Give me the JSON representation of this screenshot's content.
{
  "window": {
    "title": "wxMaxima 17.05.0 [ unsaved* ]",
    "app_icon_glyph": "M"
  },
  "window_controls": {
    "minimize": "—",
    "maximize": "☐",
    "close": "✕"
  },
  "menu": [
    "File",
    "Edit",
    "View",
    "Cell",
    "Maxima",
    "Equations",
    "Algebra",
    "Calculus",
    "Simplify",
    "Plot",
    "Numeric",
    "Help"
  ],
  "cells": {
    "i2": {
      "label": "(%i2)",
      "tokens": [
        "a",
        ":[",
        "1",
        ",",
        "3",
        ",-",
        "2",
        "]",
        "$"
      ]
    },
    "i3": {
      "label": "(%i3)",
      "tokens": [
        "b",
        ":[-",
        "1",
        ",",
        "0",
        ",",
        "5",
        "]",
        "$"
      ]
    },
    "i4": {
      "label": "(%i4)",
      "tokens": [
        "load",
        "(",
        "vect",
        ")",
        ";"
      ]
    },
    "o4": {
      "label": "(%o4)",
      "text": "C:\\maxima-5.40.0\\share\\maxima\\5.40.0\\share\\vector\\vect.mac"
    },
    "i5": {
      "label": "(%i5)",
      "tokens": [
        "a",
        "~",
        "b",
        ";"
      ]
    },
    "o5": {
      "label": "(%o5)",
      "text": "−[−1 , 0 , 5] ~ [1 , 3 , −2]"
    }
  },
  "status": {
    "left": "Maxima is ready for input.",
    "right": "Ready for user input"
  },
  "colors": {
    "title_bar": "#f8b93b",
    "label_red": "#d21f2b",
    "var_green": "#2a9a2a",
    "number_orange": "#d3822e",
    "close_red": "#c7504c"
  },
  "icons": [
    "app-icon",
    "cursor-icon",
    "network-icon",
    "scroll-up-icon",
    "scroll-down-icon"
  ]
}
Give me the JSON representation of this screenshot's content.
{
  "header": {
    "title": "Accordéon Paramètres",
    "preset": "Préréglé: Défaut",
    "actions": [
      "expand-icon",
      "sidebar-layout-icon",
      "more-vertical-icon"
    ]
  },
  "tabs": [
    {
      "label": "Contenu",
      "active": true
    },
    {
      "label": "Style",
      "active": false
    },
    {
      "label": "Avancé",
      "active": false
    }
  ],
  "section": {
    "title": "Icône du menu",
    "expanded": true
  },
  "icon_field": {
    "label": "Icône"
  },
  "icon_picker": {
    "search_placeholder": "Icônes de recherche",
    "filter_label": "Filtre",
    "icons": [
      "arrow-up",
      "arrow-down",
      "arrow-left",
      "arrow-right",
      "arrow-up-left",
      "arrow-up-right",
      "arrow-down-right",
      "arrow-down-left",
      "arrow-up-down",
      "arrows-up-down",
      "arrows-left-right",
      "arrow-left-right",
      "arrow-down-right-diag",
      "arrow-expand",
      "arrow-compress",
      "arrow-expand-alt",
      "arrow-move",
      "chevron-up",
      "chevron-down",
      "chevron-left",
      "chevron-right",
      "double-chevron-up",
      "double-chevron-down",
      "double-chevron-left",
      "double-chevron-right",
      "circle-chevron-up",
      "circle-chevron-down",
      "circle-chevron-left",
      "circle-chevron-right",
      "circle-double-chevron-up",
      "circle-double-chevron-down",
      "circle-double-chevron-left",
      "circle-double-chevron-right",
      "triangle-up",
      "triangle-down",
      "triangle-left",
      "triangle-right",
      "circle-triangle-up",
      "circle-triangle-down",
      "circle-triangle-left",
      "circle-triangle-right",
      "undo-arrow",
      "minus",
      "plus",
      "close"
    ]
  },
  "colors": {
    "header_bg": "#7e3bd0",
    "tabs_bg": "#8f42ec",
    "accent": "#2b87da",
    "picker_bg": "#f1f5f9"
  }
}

========

What you will do: Please reproduce every line of the material word for word.

Task answer:
Give me the JSON representation of this screenshot's content.
{
  "window": {
    "title": "wxMaxima 17.05.0 [ unsaved* ]",
    "app_icon_glyph": "M"
  },
  "window_controls": {
    "minimize": "—",
    "maximize": "☐",
    "close": "✕"
  },
  "menu": [
    "File",
    "Edit",
    "View",
    "Cell",
    "Maxima",
    "Equations",
    "Algebra",
    "Calculus",
    "Simplify",
    "Plot",
    "Numeric",
    "Help"
  ],
  "cells": {
    "i2": {
      "label": "(%i2)",
      "tokens": [
        "a",
        ":[",
        "1",
        ",",
        "3",
        ",-",
        "2",
        "]",
        "$"
      ]
    },
    "i3": {
      "label": "(%i3)",
      "tokens": [
        "b",
        ":[-",
        "1",
        ",",
        "0",
        ",",
        "5",
        "]",
        "$"
      ]
    },
    "i4": {
      "label": "(%i4)",
      "tokens": [
        "load",
        "(",
        "vect",
        ")",
        ";"
      ]
    },
    "o4": {
      "label": "(%o4)",
      "text": "C:\\maxima-5.40.0\\share\\maxima\\5.40.0\\share\\vector\\vect.mac"
    },
    "i5": {
      "label": "(%i5)",
      "tokens": [
        "a",
        "~",
        "b",
        ";"
      ]
    },
    "o5": {
      "label": "(%o5)",
      "text": "−[−1 , 0 , 5] ~ [1 , 3 , −2]"
    }
  },
  "status": {
    "left": "Maxima is ready for input.",
    "right": "Ready for user input"
  },
  "colors": {
    "title_bar": "#f8b93b",
    "label_red": "#d21f2b",
    "var_green": "#2a9a2a",
    "number_orange": "#d3822e",
    "close_red": "#c7504c"
  },
  "icons": [
    "app-icon",
    "cursor-icon",
    "network-icon",
    "scroll-up-icon",
    "scroll-down-icon"
  ]
}
Give me the JSON representation of this screenshot's content.
{
  "header": {
    "title": "Accordéon Paramètres",
    "preset": "Préréglé: Défaut",
    "actions": [
      "expand-icon",
      "sidebar-layout-icon",
      "more-vertical-icon"
    ]
  },
  "tabs": [
    {
      "label": "Contenu",
      "active": true
    },
    {
      "label": "Style",
      "active": false
    },
    {
      "label": "Avancé",
      "active": false
    }
  ],
  "section": {
    "title": "Icône du menu",
    "expanded": true
  },
  "icon_field": {
    "label": "Icône"
  },
  "icon_picker": {
    "search_placeholder": "Icônes de recherche",
    "filter_label": "Filtre",
    "icons": [
      "arrow-up",
      "arrow-down",
      "arrow-left",
      "arrow-right",
      "arrow-up-left",
      "arrow-up-right",
      "arrow-down-right",
      "arrow-down-left",
      "arrow-up-down",
      "arrows-up-down",
      "arrows-left-right",
      "arrow-left-right",
      "arrow-down-right-diag",
      "arrow-expand",
      "arrow-compress",
      "arrow-expand-alt",
      "arrow-move",
      "chevron-up",
      "chevron-down",
      "chevron-left",
      "chevron-right",
      "double-chevron-up",
      "double-chevron-down",
      "double-chevron-left",
      "double-chevron-right",
      "circle-chevron-up",
      "circle-chevron-down",
      "circle-chevron-left",
      "circle-chevron-right",
      "circle-double-chevron-up",
      "circle-double-chevron-down",
      "circle-double-chevron-left",
      "circle-double-chevron-right",
      "triangle-up",
      "triangle-down",
      "triangle-left",
      "triangle-right",
      "circle-triangle-up",
      "circle-triangle-down",
      "circle-triangle-left",
      "circle-triangle-right",
      "undo-arrow",
      "minus",
      "plus",
      "close"
    ]
  },
  "colors": {
    "header_bg": "#7e3bd0",
    "tabs_bg": "#8f42ec",
    "accent": "#2b87da",
    "picker_bg": "#f1f5f9"
  }
}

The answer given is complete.